- _SOURCE TEXT_:
Zick & Sharp, officially Walter Zick & Howard Sharp, was an American architectural firm from Las Vegas, Nevada, in business from 1949 to 1980. The partners were Walter Zick and Harris Sharp.

Partner biographies

Walter Frederick Zick was born in New York City on May 2, 1905. He was educated at the University of Southern California, obtaining a Bachelor of Architecture in 1928 and a Master of Education in 1932. By the late 1930s he had established an architect's office in Alhambra, California. In 1945 he joined the office of Richard Stadelman & Associates, of Las Vegas. Stadelman's firm, dealing with the Flamingo project, required a larger office staff, and Zick was hired originally for the year alone. However, he grew to love the valley, and remained for the remainder of his career. He left Stadelman in 1948, establishing a partnership with Harris Sharp in November 1949. Walter Zick was a partner in Zick & Sharp until his retirement in 1980. He died in 1990.

Harris Perry Sharp was born in El Paso, Texas on September 2, 1919. He was educated at the University of Arizona (1937–1938), University of New Mexico (1938–1940), and the University of Southern California, where he received a Bachelor of Architecture in 1943. He worked for L. L. Jone, Kenneth Wayne, and the W. C. Kruger Company. In 1947 he became a partner in the office of Las Vegas architect A. Lacey Worswick, who was formerly the city's leading practitioner. Sharp left Worswick's office in 1949 to partner with Walter Zick. Zick & Sharp remained in business until Zick's retirement in 1980. The office was succeeded by Harris Sharp & Associates.

- _MATERIAL PROVIDED_:

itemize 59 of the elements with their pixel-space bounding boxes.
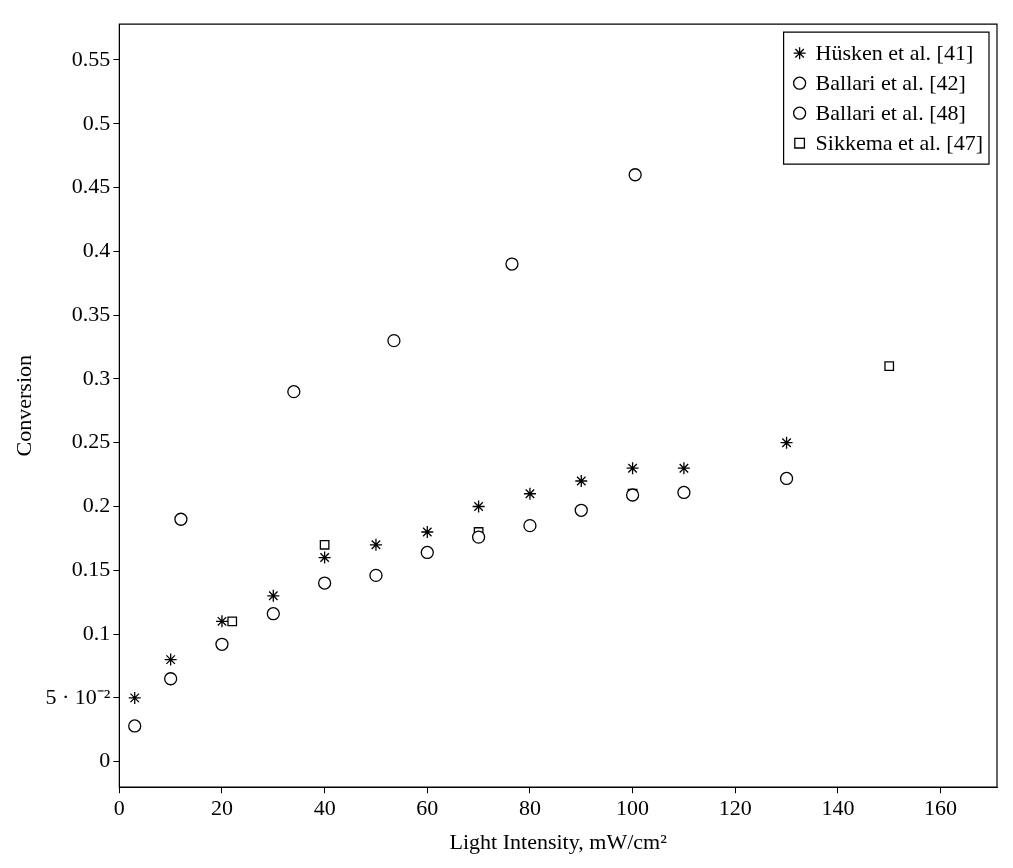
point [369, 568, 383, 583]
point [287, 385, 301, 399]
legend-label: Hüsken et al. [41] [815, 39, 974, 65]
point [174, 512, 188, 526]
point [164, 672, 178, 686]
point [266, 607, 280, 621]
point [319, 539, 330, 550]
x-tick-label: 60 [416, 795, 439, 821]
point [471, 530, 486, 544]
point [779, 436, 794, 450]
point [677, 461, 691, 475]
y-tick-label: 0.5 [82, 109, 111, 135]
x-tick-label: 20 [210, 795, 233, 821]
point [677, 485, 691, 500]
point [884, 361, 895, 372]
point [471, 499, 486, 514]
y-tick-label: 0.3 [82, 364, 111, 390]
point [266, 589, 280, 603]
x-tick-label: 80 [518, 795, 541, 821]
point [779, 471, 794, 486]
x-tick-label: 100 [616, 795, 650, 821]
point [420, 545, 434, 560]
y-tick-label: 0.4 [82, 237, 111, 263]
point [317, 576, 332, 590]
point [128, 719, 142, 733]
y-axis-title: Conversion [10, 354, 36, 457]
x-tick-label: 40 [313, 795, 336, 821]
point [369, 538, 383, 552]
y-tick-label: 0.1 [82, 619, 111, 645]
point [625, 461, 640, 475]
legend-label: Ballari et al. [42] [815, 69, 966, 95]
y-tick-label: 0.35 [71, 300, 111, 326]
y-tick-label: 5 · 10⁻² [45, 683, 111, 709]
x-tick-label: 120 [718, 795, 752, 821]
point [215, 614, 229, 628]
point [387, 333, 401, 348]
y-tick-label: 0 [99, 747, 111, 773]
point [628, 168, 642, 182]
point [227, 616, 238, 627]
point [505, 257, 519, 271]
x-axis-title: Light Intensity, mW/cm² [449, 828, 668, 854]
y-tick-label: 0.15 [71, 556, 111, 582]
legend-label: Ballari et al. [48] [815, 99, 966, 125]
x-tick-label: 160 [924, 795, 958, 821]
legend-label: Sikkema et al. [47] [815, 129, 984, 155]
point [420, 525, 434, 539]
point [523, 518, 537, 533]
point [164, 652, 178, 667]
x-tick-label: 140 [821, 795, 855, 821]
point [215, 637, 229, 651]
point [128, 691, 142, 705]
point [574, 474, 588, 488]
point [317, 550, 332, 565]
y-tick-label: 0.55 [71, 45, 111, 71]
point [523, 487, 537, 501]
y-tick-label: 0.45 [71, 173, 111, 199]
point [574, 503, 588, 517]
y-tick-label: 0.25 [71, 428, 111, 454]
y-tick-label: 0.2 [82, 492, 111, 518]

- _INSTRUCTION_: Using the Zick & Sharp text, please list every architect or company Harris Sharp worked for before his partnership with Walter Zick.

- _THE RESPONSE_:
- L. L. Jone
- Kenneth Wayne
- the W. C. Kruger Company
- A. Lacey Worswick